▶ Given information
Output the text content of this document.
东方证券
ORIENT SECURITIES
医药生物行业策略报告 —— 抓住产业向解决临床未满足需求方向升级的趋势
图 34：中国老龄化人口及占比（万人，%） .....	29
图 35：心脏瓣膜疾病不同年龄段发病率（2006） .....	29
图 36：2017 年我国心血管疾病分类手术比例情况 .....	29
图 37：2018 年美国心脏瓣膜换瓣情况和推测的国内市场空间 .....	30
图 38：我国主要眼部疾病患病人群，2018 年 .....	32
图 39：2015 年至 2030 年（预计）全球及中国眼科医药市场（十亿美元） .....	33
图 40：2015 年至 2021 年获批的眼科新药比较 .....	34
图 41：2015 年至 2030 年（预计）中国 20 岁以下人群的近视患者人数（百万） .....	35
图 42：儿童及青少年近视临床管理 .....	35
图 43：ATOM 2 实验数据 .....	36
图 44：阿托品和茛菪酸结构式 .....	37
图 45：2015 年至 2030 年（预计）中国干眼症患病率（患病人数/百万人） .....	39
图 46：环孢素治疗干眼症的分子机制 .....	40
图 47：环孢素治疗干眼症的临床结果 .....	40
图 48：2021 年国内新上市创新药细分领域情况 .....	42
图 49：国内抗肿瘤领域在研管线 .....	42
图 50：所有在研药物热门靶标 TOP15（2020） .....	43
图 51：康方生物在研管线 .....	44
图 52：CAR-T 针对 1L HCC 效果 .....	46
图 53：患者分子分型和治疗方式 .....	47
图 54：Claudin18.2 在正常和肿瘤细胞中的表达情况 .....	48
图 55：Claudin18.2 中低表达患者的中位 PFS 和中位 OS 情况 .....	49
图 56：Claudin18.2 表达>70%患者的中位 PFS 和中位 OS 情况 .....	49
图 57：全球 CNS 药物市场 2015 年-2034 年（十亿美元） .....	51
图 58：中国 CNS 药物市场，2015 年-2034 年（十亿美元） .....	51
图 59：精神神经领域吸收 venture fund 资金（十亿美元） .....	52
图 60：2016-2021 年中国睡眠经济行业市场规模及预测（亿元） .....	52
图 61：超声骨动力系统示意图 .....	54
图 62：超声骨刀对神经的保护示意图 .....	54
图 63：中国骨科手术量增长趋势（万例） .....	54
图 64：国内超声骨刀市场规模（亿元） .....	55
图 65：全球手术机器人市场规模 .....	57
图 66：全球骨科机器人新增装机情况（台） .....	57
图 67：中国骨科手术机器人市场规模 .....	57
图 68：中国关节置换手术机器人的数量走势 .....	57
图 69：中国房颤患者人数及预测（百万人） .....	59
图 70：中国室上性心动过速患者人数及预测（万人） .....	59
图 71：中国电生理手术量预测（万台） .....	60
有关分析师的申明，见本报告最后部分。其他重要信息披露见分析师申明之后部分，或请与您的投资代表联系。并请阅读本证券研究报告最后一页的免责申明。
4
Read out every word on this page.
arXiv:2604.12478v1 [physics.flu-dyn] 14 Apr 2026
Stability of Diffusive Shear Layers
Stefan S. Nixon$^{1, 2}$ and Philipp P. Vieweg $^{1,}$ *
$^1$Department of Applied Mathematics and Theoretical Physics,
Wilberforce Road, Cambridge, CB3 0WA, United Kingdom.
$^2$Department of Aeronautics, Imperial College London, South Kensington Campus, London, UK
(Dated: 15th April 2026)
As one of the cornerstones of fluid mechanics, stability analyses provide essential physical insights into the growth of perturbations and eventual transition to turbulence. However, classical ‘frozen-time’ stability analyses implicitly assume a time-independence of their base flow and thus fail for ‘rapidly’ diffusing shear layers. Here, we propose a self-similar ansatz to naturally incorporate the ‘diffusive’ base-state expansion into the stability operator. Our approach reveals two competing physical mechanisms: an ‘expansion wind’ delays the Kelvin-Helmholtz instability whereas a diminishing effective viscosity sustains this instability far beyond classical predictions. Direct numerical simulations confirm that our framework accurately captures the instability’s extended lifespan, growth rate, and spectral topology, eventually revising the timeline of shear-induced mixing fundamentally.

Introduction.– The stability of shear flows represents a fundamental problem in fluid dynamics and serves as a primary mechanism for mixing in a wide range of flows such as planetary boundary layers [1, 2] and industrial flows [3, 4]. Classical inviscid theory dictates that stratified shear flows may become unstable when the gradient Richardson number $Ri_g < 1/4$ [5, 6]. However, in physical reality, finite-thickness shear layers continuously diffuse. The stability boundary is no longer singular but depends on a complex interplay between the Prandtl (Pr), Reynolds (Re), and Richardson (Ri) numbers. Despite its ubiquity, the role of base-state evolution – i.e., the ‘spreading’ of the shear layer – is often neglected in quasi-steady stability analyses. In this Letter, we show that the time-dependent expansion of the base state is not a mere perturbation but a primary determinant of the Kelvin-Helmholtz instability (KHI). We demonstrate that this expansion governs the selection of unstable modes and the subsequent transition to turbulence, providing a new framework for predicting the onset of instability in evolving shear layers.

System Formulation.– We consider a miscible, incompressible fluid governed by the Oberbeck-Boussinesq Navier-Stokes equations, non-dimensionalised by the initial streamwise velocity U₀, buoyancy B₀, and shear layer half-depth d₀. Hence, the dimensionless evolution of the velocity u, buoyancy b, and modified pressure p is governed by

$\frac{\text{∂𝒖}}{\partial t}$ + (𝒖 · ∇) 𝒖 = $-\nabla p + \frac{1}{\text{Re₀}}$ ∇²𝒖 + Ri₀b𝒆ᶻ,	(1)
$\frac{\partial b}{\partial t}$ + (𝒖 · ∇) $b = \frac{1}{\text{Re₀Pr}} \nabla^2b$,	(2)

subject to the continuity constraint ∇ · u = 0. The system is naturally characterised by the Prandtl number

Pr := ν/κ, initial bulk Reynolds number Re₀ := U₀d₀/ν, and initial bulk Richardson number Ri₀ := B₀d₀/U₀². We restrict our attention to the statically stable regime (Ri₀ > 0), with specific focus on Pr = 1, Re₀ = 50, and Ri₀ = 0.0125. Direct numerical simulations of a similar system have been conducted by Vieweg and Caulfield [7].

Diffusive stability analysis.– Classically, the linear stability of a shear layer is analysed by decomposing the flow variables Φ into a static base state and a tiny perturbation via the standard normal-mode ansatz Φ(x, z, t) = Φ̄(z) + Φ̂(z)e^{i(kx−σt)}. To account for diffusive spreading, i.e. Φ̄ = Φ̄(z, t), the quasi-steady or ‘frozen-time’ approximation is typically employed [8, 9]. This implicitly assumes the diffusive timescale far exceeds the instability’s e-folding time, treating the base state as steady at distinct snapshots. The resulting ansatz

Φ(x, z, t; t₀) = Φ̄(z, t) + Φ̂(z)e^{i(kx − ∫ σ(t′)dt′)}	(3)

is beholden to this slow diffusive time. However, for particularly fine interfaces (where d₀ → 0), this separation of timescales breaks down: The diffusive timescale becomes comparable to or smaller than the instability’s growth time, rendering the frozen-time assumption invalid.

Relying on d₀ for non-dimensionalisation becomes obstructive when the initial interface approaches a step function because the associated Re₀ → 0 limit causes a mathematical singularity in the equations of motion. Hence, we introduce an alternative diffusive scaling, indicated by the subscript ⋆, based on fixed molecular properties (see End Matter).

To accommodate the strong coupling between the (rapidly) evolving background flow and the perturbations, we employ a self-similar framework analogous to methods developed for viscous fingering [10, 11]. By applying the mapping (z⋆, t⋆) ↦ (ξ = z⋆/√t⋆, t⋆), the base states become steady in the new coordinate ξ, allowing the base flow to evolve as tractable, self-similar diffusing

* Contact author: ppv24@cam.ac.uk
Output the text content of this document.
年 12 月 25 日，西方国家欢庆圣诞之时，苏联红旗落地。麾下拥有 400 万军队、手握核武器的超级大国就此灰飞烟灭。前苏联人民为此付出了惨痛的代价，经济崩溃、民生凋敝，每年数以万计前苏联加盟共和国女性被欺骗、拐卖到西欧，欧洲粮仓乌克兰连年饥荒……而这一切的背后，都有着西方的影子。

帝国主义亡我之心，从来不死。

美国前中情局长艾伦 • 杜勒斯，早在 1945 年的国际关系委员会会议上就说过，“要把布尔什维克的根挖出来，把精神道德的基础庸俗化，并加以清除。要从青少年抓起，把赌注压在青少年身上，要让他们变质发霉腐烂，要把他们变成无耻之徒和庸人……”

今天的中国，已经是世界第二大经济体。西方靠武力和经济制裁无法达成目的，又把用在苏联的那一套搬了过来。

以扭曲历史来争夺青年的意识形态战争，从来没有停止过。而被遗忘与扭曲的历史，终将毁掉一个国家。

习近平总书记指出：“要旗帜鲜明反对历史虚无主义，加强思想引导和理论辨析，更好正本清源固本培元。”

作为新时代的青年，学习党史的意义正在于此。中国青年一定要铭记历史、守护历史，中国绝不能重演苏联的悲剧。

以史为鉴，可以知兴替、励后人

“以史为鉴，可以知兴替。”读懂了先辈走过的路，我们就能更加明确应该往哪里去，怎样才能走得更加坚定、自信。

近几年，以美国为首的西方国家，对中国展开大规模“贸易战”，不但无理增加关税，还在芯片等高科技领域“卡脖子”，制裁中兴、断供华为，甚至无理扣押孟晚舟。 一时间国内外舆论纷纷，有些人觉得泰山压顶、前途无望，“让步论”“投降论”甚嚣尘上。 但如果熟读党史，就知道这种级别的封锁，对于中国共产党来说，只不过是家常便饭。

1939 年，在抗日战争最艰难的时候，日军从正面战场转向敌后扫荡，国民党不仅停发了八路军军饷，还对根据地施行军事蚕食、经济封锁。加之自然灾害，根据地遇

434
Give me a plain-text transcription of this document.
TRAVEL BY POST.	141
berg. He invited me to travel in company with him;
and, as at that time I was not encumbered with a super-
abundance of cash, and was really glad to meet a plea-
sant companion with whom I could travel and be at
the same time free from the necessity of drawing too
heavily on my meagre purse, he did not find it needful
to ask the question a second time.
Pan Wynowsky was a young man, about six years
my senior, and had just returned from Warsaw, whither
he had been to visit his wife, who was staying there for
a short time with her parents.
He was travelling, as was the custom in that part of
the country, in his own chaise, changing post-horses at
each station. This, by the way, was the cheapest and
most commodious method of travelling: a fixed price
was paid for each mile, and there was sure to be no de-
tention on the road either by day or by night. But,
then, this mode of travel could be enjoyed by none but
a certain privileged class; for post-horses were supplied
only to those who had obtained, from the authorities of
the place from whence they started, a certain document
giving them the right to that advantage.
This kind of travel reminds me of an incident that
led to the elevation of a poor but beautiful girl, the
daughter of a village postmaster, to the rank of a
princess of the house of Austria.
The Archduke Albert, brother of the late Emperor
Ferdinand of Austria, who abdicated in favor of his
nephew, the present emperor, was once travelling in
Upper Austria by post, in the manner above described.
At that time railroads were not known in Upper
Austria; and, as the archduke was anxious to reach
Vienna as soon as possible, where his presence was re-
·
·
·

▶ Goal
From the entries above, extract every line where the word "Upper" appears.

▶ Problem solution
Upper Austria by post, in the manner above described.
At that time railroads were not known in Upper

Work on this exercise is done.